<<<<

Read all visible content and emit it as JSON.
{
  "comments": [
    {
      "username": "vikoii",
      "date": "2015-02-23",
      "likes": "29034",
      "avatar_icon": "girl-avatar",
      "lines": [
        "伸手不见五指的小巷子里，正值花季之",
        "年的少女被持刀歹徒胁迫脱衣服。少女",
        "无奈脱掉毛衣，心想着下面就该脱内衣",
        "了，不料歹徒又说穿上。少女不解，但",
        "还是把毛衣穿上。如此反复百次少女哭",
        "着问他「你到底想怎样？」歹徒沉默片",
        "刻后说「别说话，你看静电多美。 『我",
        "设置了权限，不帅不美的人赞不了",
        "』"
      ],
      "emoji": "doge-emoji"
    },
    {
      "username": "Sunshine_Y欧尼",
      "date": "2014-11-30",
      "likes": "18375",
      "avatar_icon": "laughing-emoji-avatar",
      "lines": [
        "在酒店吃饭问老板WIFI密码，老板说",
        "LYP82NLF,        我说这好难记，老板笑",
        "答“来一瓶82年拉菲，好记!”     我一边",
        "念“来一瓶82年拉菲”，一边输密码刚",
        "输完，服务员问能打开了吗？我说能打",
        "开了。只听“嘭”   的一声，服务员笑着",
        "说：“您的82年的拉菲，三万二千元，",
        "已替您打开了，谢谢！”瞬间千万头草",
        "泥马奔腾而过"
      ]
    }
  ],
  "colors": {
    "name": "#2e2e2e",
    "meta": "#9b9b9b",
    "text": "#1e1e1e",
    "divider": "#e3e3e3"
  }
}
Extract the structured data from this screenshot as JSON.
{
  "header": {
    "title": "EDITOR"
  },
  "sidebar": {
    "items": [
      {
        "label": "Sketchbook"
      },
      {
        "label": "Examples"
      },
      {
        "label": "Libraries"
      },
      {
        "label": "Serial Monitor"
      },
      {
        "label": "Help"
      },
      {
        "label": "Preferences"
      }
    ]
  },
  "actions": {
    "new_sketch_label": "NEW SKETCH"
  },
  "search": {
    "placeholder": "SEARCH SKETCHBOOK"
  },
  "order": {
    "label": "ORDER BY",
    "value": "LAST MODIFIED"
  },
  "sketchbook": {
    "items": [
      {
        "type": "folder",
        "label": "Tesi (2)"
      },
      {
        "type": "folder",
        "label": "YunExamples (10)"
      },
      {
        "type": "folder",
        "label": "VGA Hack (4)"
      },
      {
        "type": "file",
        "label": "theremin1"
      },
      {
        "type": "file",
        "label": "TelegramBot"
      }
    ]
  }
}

>>>>

**Exercise requirements**. Print out all the entries precisely as written.

**Written solution**.
Read all visible content and emit it as JSON.
{
  "comments": [
    {
      "username": "vikoii",
      "date": "2015-02-23",
      "likes": "29034",
      "avatar_icon": "girl-avatar",
      "lines": [
        "伸手不见五指的小巷子里，正值花季之",
        "年的少女被持刀歹徒胁迫脱衣服。少女",
        "无奈脱掉毛衣，心想着下面就该脱内衣",
        "了，不料歹徒又说穿上。少女不解，但",
        "还是把毛衣穿上。如此反复百次少女哭",
        "着问他「你到底想怎样？」歹徒沉默片",
        "刻后说「别说话，你看静电多美。 『我",
        "设置了权限，不帅不美的人赞不了",
        "』"
      ],
      "emoji": "doge-emoji"
    },
    {
      "username": "Sunshine_Y欧尼",
      "date": "2014-11-30",
      "likes": "18375",
      "avatar_icon": "laughing-emoji-avatar",
      "lines": [
        "在酒店吃饭问老板WIFI密码，老板说",
        "LYP82NLF,        我说这好难记，老板笑",
        "答“来一瓶82年拉菲，好记!”     我一边",
        "念“来一瓶82年拉菲”，一边输密码刚",
        "输完，服务员问能打开了吗？我说能打",
        "开了。只听“嘭”   的一声，服务员笑着",
        "说：“您的82年的拉菲，三万二千元，",
        "已替您打开了，谢谢！”瞬间千万头草",
        "泥马奔腾而过"
      ]
    }
  ],
  "colors": {
    "name": "#2e2e2e",
    "meta": "#9b9b9b",
    "text": "#1e1e1e",
    "divider": "#e3e3e3"
  }
}
Extract the structured data from this screenshot as JSON.
{
  "header": {
    "title": "EDITOR"
  },
  "sidebar": {
    "items": [
      {
        "label": "Sketchbook"
      },
      {
        "label": "Examples"
      },
      {
        "label": "Libraries"
      },
      {
        "label": "Serial Monitor"
      },
      {
        "label": "Help"
      },
      {
        "label": "Preferences"
      }
    ]
  },
  "actions": {
    "new_sketch_label": "NEW SKETCH"
  },
  "search": {
    "placeholder": "SEARCH SKETCHBOOK"
  },
  "order": {
    "label": "ORDER BY",
    "value": "LAST MODIFIED"
  },
  "sketchbook": {
    "items": [
      {
        "type": "folder",
        "label": "Tesi (2)"
      },
      {
        "type": "folder",
        "label": "YunExamples (10)"
      },
      {
        "type": "folder",
        "label": "VGA Hack (4)"
      },
      {
        "type": "file",
        "label": "theremin1"
      },
      {
        "type": "file",
        "label": "TelegramBot"
      }
    ]
  }
}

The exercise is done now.